> **The tasks**
A - According to the text on Britishness, in what year did Roy Jenkins give his definition of integration?
B - Copy the passage of the text on Britishness from "The other side" to "massive overseas empire.", changing "France" to "Spain".

> **Text section**
The debate on Britishness

One of the more unusual features of the last decade in politics was a debate on British identity and "Britishness".  Though this has to a large extent been eclipsed by the financial crisis and the recession, it is worth reflecting on how the debate arose and what emerged from it.

The failure of multiculturalism?

Large-scale immigration has been a feature of British life since the end of the Second World War.  While this almost inevitably led to a growth in racism and community tensions in some parts of British society, the widespread progressive view was that the best response to immigration from Asian, African and Caribbean cultures was multiculturalism rather than French-style assimilationism.  In its strong form, multiculturalism first came into its own in the 1980s, but its founding principles were older.  In 1966, the great reforming Home Secretary Roy Jenkins said:
I do not regard [integration] as meaning the loss, by immigrants, of their own national characteristics and culture. I do not think that we need in this country a ‘melting pot’, which will turn everybody out in a common mould, as one of a series of carbon copies of someone’s misplaced vision of the stereotyped Englishman… I define integration, therefore, not as a flattening process of assimilation but as equal opportunity, accompanied by cultural diversity, in an atmosphere of mutual tolerance.
Lord Parekh, the leading academic theorist of multiculturalism, has this to say about it:
It is based on two basic beliefs. First, culture matters to people as an important source of their values and ideals, the basis of family cohesion, and the source of continuity. It therefore deserves respect and should not be undermined in a zeal for assimilationist integration.

Second, no culture is self-contained and self-authenticating. It has its strengths, and limitations, treasures and blind spots, and needs to engage in a critical dialogue with others. A multicultural society is one where cultures interact and learn from each other rather than one composed of sealed ghettos.
The other side of this coin is that Britishness was seen as a reactionary and backward notion.  Linda Colley famously argued in 1992 that Britain was
an invented nation heavily dependent for its 'raison d’etre' on a broadly Protestant culture, on the threat and tonic of recurrent war, especially war with France, and on the triumphs, profits, and Otherness represented by a massive overseas empire.

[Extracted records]
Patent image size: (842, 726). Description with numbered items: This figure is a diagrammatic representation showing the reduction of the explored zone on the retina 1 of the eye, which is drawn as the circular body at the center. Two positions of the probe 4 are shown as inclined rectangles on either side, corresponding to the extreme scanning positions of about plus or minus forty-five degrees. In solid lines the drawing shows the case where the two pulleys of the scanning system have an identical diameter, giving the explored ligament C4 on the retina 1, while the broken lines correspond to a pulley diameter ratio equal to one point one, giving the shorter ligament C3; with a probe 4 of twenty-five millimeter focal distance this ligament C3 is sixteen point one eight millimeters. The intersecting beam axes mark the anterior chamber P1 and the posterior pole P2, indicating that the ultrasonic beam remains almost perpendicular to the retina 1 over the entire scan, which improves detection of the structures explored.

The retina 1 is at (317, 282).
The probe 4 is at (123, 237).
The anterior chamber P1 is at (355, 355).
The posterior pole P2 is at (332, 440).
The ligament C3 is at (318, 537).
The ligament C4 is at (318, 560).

> **Correct answers**
A - 1966

B -
The other side of this coin is that Britishness was seen as a reactionary and backward notion.  Linda Colley famously argued in 1992 that Britain was
an invented nation heavily dependent for its 'raison d’etre' on a broadly Protestant culture, on the threat and tonic of recurrent war, especially war with Spain, and on the triumphs, profits, and Otherness represented by a massive overseas empire.